──────── AVAILABLE DATA

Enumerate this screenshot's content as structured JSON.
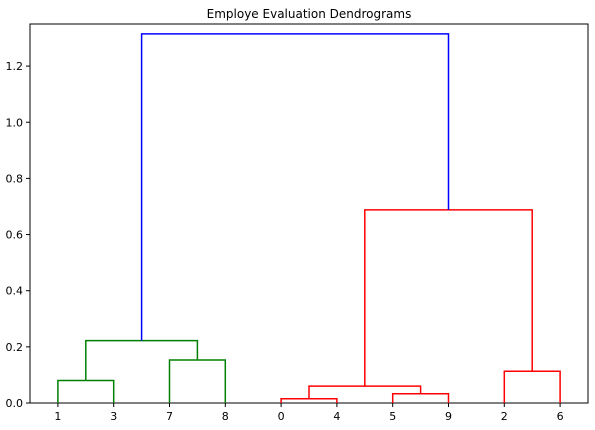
{
  "chart_data": {
    "type": "dendrogram",
    "title": "Employe Evaluation Dendrograms",
    "xlabel": "",
    "ylabel": "",
    "ylim": [
      0,
      1.35
    ],
    "yticks": [
      "0.0",
      "0.2",
      "0.4",
      "0.6",
      "0.8",
      "1.0",
      "1.2"
    ],
    "ytick_values": [
      0.0,
      0.2,
      0.4,
      0.6,
      0.8,
      1.0,
      1.2
    ],
    "leaves": [
      "1",
      "3",
      "7",
      "8",
      "0",
      "4",
      "5",
      "9",
      "2",
      "6"
    ],
    "grid": false,
    "merges": [
      {
        "left": "leaf:0",
        "right": "leaf:1",
        "height": 0.08,
        "color": "#008000"
      },
      {
        "left": "leaf:2",
        "right": "leaf:3",
        "height": 0.153,
        "color": "#008000"
      },
      {
        "left": "merge:0",
        "right": "merge:1",
        "height": 0.222,
        "color": "#008000"
      },
      {
        "left": "leaf:4",
        "right": "leaf:5",
        "height": 0.015,
        "color": "#ff0000"
      },
      {
        "left": "leaf:6",
        "right": "leaf:7",
        "height": 0.033,
        "color": "#ff0000"
      },
      {
        "left": "merge:3",
        "right": "merge:4",
        "height": 0.06,
        "color": "#ff0000"
      },
      {
        "left": "leaf:8",
        "right": "leaf:9",
        "height": 0.113,
        "color": "#ff0000"
      },
      {
        "left": "merge:5",
        "right": "merge:6",
        "height": 0.688,
        "color": "#ff0000"
      },
      {
        "left": "merge:2",
        "right": "merge:7",
        "height": 1.315,
        "color": "#0000ff"
      }
    ]
  }
}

────────────────

WHAT YOU SHOULD DO – Exclude the images and reproduce the remaining data exactly.

EXPECTED OUTPUT –
Enumerate this screenshot's content as structured JSON.
{
  "chart_data": {
    "type": "dendrogram",
    "title": "Employe Evaluation Dendrograms",
    "xlabel": "",
    "ylabel": "",
    "ylim": [
      0,
      1.35
    ],
    "yticks": [
      "0.0",
      "0.2",
      "0.4",
      "0.6",
      "0.8",
      "1.0",
      "1.2"
    ],
    "ytick_values": [
      0.0,
      0.2,
      0.4,
      0.6,
      0.8,
      1.0,
      1.2
    ],
    "leaves": [
      "1",
      "3",
      "7",
      "8",
      "0",
      "4",
      "5",
      "9",
      "2",
      "6"
    ],
    "grid": false,
    "merges": [
      {
        "left": "leaf:0",
        "right": "leaf:1",
        "height": 0.08,
        "color": "#008000"
      },
      {
        "left": "leaf:2",
        "right": "leaf:3",
        "height": 0.153,
        "color": "#008000"
      },
      {
        "left": "merge:0",
        "right": "merge:1",
        "height": 0.222,
        "color": "#008000"
      },
      {
        "left": "leaf:4",
        "right": "leaf:5",
        "height": 0.015,
        "color": "#ff0000"
      },
      {
        "left": "leaf:6",
        "right": "leaf:7",
        "height": 0.033,
        "color": "#ff0000"
      },
      {
        "left": "merge:3",
        "right": "merge:4",
        "height": 0.06,
        "color": "#ff0000"
      },
      {
        "left": "leaf:8",
        "right": "leaf:9",
        "height": 0.113,
        "color": "#ff0000"
      },
      {
        "left": "merge:5",
        "right": "merge:6",
        "height": 0.688,
        "color": "#ff0000"
      },
      {
        "left": "merge:2",
        "right": "merge:7",
        "height": 1.315,
        "color": "#0000ff"
      }
    ]
  }
}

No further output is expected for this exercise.